■ What is expected
Each line that follows should be printed again exactly as it stands.

......

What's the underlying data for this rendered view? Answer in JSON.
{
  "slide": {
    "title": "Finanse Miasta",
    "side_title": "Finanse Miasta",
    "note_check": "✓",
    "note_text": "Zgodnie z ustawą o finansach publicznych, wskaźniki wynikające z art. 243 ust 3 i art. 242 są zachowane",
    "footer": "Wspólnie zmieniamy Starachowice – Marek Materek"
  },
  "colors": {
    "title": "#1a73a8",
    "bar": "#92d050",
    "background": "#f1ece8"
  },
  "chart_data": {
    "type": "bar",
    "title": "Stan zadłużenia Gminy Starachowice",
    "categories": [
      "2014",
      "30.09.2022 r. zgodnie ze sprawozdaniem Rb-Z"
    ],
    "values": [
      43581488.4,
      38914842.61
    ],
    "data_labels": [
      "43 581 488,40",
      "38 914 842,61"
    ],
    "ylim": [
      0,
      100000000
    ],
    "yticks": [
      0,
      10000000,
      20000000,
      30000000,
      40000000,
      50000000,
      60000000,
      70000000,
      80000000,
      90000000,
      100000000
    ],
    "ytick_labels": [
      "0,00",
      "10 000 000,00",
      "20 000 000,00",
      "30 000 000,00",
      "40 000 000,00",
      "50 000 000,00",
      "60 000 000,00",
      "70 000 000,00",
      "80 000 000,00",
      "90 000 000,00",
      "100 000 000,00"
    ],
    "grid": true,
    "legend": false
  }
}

......

■ Response to this task
What's the underlying data for this rendered view? Answer in JSON.
{
  "slide": {
    "title": "Finanse Miasta",
    "side_title": "Finanse Miasta",
    "note_check": "✓",
    "note_text": "Zgodnie z ustawą o finansach publicznych, wskaźniki wynikające z art. 243 ust 3 i art. 242 są zachowane",
    "footer": "Wspólnie zmieniamy Starachowice – Marek Materek"
  },
  "colors": {
    "title": "#1a73a8",
    "bar": "#92d050",
    "background": "#f1ece8"
  },
  "chart_data": {
    "type": "bar",
    "title": "Stan zadłużenia Gminy Starachowice",
    "categories": [
      "2014",
      "30.09.2022 r. zgodnie ze sprawozdaniem Rb-Z"
    ],
    "values": [
      43581488.4,
      38914842.61
    ],
    "data_labels": [
      "43 581 488,40",
      "38 914 842,61"
    ],
    "ylim": [
      0,
      100000000
    ],
    "yticks": [
      0,
      10000000,
      20000000,
      30000000,
      40000000,
      50000000,
      60000000,
      70000000,
      80000000,
      90000000,
      100000000
    ],
    "ytick_labels": [
      "0,00",
      "10 000 000,00",
      "20 000 000,00",
      "30 000 000,00",
      "40 000 000,00",
      "50 000 000,00",
      "60 000 000,00",
      "70 000 000,00",
      "80 000 000,00",
      "90 000 000,00",
      "100 000 000,00"
    ],
    "grid": true,
    "legend": false
  }
}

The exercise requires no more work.